--- start EXCERPTED RECORDS ---
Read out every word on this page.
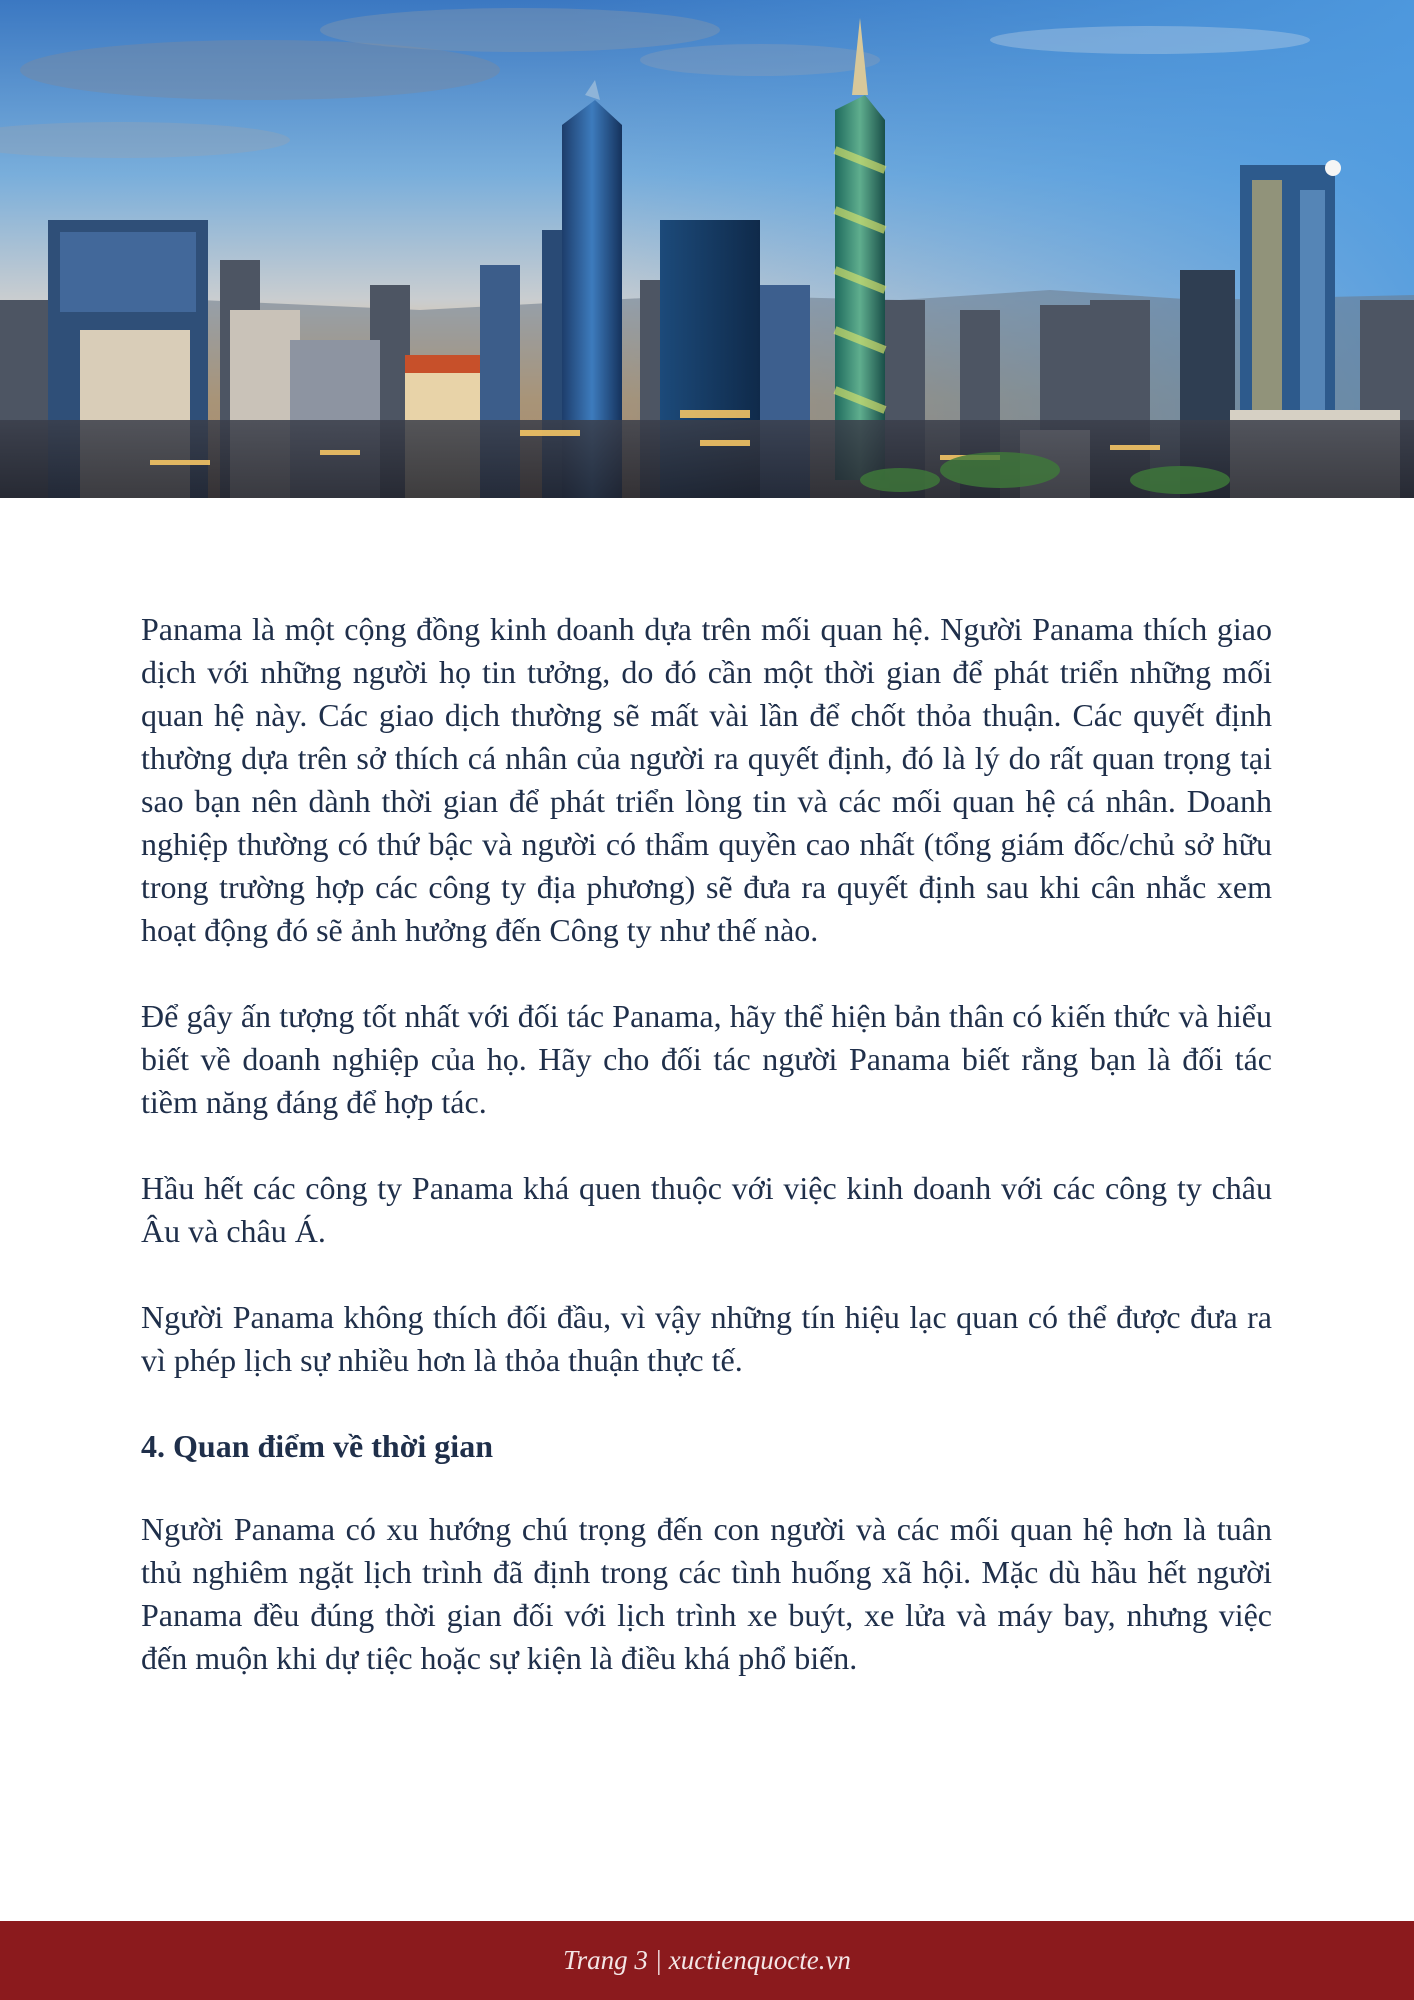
Panama là một cộng đồng kinh doanh dựa trên mối quan hệ. Người Panama thích giao dịch với những người họ tin tưởng, do đó cần một thời gian để phát triển những mối quan hệ này. Các giao dịch thường sẽ mất vài lần để chốt thỏa thuận. Các quyết định thường dựa trên sở thích cá nhân của người ra quyết định, đó là lý do rất quan trọng tại sao bạn nên dành thời gian để phát triển lòng tin và các mối quan hệ cá nhân. Doanh nghiệp thường có thứ bậc và người có thẩm quyền cao nhất (tổng giám đốc/chủ sở hữu trong trường hợp các công ty địa phương) sẽ đưa ra quyết định sau khi cân nhắc xem hoạt động đó sẽ ảnh hưởng đến Công ty như thế nào.

Để gây ấn tượng tốt nhất với đối tác Panama, hãy thể hiện bản thân có kiến thức và hiểu biết về doanh nghiệp của họ. Hãy cho đối tác người Panama biết rằng bạn là đối tác tiềm năng đáng để hợp tác.

Hầu hết các công ty Panama khá quen thuộc với việc kinh doanh với các công ty châu Âu và châu Á.

Người Panama không thích đối đầu, vì vậy những tín hiệu lạc quan có thể được đưa ra vì phép lịch sự nhiều hơn là thỏa thuận thực tế.

4. Quan điểm về thời gian

Người Panama có xu hướng chú trọng đến con người và các mối quan hệ hơn là tuân thủ nghiêm ngặt lịch trình đã định trong các tình huống xã hội. Mặc dù hầu hết người Panama đều đúng thời gian đối với lịch trình xe buýt, xe lửa và máy bay, nhưng việc đến muộn khi dự tiệc hoặc sự kiện là điều khá phổ biến.

Trang 3 | xuctienquocte.vn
--- end EXCERPTED RECORDS ---
• [EXERCISE]
Print all of the entries word for word. Skip any images they contain.

• [ANSWER TO THIS PROBLEM]
Read out every word on this page.
Panama là một cộng đồng kinh doanh dựa trên mối quan hệ. Người Panama thích giao dịch với những người họ tin tưởng, do đó cần một thời gian để phát triển những mối quan hệ này. Các giao dịch thường sẽ mất vài lần để chốt thỏa thuận. Các quyết định thường dựa trên sở thích cá nhân của người ra quyết định, đó là lý do rất quan trọng tại sao bạn nên dành thời gian để phát triển lòng tin và các mối quan hệ cá nhân. Doanh nghiệp thường có thứ bậc và người có thẩm quyền cao nhất (tổng giám đốc/chủ sở hữu trong trường hợp các công ty địa phương) sẽ đưa ra quyết định sau khi cân nhắc xem hoạt động đó sẽ ảnh hưởng đến Công ty như thế nào.

Để gây ấn tượng tốt nhất với đối tác Panama, hãy thể hiện bản thân có kiến thức và hiểu biết về doanh nghiệp của họ. Hãy cho đối tác người Panama biết rằng bạn là đối tác tiềm năng đáng để hợp tác.

Hầu hết các công ty Panama khá quen thuộc với việc kinh doanh với các công ty châu Âu và châu Á.

Người Panama không thích đối đầu, vì vậy những tín hiệu lạc quan có thể được đưa ra vì phép lịch sự nhiều hơn là thỏa thuận thực tế.

4. Quan điểm về thời gian

Người Panama có xu hướng chú trọng đến con người và các mối quan hệ hơn là tuân thủ nghiêm ngặt lịch trình đã định trong các tình huống xã hội. Mặc dù hầu hết người Panama đều đúng thời gian đối với lịch trình xe buýt, xe lửa và máy bay, nhưng việc đến muộn khi dự tiệc hoặc sự kiện là điều khá phổ biến.

Trang 3 | xuctienquocte.vn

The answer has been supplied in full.